What you will do: Of the lines in these entries, how many contain the string "Kopfhöhenänd"? Give the number and nothing else.

Records supplied:
○ ○ ○
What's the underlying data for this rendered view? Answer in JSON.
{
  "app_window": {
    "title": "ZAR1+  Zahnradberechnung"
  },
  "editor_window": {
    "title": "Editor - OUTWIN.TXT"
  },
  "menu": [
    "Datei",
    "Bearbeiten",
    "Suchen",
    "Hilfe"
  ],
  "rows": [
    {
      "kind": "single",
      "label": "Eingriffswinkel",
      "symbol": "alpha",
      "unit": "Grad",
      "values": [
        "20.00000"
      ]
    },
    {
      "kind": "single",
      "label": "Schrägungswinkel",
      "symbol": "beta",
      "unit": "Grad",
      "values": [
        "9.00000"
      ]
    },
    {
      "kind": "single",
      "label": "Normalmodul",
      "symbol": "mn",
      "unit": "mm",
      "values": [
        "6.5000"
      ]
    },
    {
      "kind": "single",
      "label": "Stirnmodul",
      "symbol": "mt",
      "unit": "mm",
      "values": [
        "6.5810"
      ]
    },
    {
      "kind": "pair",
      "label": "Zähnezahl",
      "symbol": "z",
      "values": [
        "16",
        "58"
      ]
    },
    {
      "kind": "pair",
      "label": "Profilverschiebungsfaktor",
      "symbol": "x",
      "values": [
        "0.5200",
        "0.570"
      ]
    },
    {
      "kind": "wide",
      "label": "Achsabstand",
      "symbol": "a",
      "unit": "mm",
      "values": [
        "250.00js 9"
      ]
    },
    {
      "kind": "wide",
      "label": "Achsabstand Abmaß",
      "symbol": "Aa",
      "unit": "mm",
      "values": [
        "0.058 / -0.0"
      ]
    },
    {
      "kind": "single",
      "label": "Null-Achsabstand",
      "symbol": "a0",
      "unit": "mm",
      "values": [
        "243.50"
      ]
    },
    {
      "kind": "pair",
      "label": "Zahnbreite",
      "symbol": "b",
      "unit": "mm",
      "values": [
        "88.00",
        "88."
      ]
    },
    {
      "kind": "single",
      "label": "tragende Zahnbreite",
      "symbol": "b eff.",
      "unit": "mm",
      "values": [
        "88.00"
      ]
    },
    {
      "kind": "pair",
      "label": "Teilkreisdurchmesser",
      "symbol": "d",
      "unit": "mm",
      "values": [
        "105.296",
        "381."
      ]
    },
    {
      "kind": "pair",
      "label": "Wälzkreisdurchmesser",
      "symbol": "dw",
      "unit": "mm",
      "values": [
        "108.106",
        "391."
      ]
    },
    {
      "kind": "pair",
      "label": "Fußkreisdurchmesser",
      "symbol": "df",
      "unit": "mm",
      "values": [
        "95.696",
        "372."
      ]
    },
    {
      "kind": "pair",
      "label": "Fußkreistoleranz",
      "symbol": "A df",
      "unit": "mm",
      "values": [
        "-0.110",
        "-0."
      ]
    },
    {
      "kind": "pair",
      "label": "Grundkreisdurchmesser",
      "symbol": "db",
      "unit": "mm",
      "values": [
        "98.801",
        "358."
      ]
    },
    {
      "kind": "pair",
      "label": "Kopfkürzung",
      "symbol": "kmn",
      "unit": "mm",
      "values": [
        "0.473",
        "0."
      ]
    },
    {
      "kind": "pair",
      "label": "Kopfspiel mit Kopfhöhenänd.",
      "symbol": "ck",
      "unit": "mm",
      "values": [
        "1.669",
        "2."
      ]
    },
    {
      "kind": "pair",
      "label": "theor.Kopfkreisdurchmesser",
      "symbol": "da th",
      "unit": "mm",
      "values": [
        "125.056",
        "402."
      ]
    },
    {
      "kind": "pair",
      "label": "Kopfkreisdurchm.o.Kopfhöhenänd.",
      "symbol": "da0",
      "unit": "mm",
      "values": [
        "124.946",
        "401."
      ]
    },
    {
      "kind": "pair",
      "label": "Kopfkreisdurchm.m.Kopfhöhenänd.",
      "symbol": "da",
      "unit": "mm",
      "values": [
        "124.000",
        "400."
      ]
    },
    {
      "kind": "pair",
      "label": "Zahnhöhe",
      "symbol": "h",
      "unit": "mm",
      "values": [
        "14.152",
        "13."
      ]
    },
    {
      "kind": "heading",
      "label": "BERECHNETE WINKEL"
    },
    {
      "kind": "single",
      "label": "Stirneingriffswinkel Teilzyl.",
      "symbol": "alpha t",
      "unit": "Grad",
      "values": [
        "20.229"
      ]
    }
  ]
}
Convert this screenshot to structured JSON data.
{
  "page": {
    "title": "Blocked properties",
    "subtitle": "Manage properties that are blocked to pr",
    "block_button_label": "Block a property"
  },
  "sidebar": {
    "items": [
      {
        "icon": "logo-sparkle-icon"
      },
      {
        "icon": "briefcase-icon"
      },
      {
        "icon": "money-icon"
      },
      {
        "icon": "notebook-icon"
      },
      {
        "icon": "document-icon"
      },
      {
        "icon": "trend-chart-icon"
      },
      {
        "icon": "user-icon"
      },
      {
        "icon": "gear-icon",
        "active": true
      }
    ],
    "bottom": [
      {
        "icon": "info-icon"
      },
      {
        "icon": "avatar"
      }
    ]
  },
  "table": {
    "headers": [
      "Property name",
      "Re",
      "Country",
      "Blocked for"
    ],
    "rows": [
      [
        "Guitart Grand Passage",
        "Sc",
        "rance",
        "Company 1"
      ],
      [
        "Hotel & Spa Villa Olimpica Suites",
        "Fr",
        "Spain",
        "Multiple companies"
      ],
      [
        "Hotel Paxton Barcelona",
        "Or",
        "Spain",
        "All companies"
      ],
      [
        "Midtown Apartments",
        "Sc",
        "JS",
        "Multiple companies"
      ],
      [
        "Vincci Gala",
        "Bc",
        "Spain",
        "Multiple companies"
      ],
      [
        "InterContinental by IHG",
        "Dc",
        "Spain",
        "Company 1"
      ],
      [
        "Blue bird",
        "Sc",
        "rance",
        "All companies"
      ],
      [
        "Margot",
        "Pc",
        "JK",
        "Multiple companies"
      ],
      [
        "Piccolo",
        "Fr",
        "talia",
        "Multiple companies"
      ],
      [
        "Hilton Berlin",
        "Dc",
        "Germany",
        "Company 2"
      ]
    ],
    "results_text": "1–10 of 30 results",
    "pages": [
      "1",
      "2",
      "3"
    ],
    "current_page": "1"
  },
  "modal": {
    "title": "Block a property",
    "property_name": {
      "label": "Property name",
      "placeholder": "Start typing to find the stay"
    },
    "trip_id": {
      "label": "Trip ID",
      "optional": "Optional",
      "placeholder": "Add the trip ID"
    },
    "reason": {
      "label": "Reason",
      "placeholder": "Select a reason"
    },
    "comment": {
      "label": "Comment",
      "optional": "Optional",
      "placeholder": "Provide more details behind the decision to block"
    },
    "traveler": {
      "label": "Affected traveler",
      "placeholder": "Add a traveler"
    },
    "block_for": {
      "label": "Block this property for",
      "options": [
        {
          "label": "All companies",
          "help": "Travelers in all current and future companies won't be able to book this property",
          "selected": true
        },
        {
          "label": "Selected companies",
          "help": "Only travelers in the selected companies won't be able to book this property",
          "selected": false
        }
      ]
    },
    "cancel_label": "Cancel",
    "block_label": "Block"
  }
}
○ ○ ○
Solved problem: 3